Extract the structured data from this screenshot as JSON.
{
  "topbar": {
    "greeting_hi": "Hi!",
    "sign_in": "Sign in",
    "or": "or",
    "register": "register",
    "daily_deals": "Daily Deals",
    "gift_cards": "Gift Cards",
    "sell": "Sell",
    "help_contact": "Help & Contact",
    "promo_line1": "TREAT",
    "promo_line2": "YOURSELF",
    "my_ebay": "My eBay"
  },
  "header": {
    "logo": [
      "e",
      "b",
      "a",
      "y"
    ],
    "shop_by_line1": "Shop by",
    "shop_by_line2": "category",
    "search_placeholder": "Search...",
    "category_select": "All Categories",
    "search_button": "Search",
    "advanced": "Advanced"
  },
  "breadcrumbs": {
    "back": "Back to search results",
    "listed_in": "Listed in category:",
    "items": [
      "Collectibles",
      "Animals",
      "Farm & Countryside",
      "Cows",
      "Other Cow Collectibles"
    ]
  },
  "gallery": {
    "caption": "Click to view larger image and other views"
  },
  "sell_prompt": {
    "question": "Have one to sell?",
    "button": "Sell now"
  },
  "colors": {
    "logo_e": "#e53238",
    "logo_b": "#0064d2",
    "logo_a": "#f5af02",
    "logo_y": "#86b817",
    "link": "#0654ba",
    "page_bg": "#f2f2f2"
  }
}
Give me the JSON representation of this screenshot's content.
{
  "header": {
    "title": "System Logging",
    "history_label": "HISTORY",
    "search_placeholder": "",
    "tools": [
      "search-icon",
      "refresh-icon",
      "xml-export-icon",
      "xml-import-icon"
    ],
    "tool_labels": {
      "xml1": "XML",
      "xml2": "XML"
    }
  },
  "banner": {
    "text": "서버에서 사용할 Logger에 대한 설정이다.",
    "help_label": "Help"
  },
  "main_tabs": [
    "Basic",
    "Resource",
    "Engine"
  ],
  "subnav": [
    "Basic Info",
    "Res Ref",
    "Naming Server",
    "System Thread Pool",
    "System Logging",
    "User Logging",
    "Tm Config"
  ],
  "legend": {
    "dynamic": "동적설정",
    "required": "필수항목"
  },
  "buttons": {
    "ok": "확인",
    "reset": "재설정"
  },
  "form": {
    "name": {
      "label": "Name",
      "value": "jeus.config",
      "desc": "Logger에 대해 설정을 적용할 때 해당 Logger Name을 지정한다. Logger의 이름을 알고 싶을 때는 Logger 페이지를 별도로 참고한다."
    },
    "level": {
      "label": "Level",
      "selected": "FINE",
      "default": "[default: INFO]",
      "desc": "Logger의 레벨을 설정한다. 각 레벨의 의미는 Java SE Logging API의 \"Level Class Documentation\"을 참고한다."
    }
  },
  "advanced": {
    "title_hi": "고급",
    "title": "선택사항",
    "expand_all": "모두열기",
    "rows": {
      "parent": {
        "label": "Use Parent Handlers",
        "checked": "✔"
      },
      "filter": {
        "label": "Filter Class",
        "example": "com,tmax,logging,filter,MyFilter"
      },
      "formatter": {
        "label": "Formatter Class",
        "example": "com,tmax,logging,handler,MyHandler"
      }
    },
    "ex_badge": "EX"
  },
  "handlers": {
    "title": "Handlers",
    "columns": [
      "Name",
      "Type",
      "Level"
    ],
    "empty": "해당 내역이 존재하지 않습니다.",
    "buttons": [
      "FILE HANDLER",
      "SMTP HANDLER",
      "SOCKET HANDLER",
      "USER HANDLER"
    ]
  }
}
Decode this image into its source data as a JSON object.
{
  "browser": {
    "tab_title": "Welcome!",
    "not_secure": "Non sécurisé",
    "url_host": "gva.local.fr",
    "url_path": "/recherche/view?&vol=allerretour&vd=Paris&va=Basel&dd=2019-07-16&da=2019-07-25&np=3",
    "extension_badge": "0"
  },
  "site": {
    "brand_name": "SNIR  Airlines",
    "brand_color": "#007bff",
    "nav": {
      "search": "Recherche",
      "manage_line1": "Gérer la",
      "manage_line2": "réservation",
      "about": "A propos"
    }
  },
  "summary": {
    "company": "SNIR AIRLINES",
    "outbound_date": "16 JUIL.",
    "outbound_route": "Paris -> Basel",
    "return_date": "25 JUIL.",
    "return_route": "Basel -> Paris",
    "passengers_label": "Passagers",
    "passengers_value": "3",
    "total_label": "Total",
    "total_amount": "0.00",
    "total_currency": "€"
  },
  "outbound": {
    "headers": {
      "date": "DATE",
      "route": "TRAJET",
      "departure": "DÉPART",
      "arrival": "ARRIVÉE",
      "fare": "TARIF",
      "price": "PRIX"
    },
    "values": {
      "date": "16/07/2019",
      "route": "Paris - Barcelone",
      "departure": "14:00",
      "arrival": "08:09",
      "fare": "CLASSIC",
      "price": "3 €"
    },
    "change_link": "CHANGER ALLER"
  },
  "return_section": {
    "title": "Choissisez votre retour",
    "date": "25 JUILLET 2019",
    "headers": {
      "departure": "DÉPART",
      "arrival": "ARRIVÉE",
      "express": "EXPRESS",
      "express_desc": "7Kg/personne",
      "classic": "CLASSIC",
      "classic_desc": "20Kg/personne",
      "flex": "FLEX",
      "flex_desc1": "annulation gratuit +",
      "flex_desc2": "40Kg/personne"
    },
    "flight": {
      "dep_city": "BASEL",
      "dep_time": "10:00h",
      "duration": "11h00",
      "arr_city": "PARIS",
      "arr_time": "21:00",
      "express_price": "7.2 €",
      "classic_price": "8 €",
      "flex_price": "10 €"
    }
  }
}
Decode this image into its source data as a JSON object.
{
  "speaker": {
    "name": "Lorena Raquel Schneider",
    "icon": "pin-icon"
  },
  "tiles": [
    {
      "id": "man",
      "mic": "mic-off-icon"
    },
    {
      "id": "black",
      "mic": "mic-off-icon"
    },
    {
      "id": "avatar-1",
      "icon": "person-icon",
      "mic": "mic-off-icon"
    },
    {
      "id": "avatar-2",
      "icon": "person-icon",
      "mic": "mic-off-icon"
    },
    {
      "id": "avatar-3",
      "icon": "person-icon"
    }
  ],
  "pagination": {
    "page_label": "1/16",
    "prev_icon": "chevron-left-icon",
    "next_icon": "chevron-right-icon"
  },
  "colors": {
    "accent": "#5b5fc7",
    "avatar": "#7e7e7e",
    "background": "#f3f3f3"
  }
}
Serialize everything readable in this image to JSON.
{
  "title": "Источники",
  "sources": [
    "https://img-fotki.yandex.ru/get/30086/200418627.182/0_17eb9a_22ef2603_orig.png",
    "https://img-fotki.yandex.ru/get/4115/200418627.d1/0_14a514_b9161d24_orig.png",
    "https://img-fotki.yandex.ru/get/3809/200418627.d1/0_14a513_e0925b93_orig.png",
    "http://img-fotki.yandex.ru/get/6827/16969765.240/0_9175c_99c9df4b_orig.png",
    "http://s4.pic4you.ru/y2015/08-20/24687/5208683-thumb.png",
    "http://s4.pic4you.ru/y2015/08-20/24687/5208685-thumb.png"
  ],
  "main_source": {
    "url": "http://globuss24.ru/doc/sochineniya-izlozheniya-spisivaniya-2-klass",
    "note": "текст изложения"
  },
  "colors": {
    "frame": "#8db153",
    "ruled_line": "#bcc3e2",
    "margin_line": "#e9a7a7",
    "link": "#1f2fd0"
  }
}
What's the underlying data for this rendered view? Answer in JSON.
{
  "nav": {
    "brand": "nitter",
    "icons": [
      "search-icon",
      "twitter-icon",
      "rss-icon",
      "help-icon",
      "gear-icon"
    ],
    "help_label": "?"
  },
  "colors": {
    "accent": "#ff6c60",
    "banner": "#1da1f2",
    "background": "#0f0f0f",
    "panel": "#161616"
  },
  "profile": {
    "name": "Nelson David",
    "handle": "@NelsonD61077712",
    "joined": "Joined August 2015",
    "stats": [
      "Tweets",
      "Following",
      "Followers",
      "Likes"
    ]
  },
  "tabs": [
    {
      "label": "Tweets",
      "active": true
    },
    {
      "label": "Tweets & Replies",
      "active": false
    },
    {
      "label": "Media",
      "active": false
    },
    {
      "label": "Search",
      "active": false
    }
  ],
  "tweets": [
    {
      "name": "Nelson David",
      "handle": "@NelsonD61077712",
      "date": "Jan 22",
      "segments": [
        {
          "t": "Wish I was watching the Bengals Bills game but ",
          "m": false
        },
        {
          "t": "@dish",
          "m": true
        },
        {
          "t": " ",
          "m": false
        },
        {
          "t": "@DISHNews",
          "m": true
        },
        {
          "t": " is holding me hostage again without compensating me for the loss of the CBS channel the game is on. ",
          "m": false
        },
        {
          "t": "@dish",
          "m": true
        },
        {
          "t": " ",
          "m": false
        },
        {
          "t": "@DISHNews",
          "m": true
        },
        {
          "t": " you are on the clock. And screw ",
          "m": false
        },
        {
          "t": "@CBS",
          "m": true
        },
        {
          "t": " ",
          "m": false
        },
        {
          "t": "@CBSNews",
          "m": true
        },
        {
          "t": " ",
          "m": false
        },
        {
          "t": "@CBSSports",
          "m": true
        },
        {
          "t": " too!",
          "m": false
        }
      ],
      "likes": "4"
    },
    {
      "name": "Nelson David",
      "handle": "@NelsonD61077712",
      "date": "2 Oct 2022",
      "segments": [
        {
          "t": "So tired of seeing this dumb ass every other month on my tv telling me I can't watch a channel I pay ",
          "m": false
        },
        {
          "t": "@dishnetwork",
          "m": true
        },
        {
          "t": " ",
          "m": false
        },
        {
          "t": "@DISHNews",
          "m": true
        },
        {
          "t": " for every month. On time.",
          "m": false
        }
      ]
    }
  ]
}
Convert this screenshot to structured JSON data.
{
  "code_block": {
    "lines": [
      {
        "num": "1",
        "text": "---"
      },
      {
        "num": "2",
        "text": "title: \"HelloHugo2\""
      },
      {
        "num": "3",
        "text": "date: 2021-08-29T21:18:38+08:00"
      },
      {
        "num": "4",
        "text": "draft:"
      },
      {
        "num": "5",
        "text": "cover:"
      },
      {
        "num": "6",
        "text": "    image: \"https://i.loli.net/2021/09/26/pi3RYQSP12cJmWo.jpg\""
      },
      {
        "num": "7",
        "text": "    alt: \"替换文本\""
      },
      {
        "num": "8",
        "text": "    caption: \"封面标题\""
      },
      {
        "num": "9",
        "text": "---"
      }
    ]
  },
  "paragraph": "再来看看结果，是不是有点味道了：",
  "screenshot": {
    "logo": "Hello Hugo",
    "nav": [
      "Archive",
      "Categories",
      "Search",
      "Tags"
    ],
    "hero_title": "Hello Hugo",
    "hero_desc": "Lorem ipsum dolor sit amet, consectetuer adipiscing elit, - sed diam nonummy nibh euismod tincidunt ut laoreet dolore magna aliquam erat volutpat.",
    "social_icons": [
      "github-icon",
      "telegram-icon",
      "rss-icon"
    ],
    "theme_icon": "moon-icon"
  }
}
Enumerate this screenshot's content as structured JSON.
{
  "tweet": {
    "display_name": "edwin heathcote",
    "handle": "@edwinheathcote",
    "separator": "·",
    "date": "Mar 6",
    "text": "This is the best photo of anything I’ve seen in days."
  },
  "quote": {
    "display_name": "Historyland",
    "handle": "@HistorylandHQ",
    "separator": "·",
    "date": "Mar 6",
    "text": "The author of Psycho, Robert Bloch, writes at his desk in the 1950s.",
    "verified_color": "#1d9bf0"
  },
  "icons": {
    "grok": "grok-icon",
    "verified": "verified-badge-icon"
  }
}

━━━━━━━━━━━━━━━━

▸ The request: Write out the lines above from the one containing "Enumerate this screenshot's" through the last, exactly as they are.

▸ Solution for this task:
Enumerate this screenshot's content as structured JSON.
{
  "tweet": {
    "display_name": "edwin heathcote",
    "handle": "@edwinheathcote",
    "separator": "·",
    "date": "Mar 6",
    "text": "This is the best photo of anything I’ve seen in days."
  },
  "quote": {
    "display_name": "Historyland",
    "handle": "@HistorylandHQ",
    "separator": "·",
    "date": "Mar 6",
    "text": "The author of Psycho, Robert Bloch, writes at his desk in the 1950s.",
    "verified_color": "#1d9bf0"
  },
  "icons": {
    "grok": "grok-icon",
    "verified": "verified-badge-icon"
  }
}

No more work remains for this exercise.